:: DATASET EXCERPTS
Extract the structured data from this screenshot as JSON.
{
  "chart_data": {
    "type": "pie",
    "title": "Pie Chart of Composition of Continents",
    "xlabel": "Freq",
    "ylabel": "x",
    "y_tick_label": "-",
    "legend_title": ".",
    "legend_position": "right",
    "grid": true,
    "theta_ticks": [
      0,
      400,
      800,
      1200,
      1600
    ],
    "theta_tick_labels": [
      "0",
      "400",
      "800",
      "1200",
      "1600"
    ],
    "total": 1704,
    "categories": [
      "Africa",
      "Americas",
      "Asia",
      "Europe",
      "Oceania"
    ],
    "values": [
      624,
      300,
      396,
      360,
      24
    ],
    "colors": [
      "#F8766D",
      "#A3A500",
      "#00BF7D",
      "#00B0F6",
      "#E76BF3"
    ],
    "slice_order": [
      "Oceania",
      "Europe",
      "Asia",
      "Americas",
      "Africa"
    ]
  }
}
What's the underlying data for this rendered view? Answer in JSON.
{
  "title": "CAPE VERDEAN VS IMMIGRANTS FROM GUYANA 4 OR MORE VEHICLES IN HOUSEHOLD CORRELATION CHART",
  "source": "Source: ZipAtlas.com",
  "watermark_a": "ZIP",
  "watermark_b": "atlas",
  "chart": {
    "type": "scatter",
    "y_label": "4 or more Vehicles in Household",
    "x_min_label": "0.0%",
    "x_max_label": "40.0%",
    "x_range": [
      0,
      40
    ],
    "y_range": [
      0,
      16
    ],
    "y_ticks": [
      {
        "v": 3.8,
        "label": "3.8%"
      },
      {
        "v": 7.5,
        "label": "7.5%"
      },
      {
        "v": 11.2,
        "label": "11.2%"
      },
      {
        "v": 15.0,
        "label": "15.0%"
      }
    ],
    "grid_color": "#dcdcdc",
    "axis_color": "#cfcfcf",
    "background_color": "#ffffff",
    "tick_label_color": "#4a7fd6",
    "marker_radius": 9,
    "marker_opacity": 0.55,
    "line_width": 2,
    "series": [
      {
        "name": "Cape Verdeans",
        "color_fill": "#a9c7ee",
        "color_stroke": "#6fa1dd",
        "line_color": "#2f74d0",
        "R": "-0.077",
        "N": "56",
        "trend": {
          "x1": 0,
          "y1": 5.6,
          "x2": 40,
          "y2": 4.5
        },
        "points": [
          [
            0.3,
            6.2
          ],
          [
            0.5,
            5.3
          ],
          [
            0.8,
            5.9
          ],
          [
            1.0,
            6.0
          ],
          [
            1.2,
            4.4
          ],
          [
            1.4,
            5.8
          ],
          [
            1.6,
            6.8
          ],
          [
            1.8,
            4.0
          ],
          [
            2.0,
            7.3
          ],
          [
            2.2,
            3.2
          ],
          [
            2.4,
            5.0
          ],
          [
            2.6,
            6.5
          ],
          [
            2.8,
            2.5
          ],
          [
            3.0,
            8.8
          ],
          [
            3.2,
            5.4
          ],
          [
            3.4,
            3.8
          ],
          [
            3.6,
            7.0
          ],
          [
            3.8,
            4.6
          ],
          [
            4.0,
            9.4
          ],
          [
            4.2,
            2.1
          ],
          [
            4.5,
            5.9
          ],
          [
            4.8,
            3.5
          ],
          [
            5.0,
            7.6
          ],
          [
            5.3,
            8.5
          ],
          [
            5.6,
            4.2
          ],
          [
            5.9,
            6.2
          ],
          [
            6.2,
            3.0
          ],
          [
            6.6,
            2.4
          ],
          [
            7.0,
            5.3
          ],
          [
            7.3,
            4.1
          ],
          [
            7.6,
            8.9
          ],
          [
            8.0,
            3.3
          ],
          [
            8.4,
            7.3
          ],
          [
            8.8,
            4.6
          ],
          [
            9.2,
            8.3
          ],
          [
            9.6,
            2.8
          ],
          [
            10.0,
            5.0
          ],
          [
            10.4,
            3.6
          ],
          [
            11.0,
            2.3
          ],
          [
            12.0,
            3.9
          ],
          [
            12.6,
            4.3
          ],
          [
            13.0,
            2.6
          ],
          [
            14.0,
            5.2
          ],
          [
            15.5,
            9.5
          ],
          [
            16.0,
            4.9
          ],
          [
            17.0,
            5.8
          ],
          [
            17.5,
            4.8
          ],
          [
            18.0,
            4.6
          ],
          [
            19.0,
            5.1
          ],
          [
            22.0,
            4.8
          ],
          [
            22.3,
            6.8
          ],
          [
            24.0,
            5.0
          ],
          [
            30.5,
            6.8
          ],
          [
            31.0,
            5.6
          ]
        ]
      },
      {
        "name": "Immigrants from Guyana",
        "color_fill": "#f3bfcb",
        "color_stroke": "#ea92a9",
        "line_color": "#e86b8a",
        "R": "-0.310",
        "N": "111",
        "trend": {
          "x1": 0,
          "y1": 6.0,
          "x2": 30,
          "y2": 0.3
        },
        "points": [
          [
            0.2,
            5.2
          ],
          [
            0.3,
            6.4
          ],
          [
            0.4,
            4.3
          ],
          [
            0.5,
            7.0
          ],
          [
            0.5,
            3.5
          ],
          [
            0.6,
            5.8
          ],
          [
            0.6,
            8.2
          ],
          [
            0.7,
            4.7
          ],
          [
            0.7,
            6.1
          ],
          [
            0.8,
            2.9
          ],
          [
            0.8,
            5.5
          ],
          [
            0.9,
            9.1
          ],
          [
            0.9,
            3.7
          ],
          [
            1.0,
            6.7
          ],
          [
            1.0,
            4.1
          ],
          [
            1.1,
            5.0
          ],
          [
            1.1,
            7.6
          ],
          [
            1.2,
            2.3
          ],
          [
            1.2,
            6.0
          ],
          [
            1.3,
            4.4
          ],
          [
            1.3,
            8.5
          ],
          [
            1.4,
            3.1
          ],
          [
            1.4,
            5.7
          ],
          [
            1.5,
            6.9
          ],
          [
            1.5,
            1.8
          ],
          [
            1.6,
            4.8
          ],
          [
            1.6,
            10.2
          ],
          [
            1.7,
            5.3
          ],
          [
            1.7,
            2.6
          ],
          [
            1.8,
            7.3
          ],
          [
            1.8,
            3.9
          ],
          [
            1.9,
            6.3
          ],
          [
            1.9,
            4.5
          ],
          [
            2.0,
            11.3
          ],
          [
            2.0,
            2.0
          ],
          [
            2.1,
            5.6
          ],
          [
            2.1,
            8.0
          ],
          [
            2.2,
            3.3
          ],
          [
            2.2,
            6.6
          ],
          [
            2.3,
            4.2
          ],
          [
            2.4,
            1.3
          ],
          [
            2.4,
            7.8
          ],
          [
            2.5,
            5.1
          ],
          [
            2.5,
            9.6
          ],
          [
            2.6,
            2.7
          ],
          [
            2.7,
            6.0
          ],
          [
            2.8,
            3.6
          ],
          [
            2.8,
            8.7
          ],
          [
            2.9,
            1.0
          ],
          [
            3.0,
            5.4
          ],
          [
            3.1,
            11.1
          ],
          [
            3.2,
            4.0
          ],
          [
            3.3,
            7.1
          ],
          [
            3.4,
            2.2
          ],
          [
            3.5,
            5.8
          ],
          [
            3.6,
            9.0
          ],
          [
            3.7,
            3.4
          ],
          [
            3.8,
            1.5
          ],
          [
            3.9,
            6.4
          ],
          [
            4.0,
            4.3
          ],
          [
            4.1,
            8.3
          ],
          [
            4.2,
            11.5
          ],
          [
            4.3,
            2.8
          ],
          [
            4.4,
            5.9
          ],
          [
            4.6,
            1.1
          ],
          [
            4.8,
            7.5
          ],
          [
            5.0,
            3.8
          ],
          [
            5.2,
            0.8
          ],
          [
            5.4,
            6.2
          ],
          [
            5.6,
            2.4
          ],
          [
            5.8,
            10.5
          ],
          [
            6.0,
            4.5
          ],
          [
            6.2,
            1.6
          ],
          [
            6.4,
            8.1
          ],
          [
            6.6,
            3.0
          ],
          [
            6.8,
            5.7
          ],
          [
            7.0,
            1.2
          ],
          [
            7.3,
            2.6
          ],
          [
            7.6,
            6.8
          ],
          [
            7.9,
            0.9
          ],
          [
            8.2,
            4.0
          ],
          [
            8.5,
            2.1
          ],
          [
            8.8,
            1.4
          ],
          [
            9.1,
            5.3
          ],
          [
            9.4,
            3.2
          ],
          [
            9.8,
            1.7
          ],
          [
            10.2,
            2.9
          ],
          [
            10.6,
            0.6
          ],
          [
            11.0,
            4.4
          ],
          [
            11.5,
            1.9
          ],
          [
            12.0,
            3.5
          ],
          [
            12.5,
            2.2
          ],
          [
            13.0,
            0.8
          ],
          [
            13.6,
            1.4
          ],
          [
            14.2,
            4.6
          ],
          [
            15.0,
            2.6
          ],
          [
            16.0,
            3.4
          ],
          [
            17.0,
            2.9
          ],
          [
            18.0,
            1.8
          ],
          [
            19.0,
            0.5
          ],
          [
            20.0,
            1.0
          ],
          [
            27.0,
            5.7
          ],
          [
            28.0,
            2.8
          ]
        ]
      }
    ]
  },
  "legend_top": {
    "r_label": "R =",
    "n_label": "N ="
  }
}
::::
TASK DETAILS —
In the lines above, find each one with "name" and list it.

IN RESPONSE —
        "name": "Cape Verdeans",
        "name": "Immigrants from Guyana",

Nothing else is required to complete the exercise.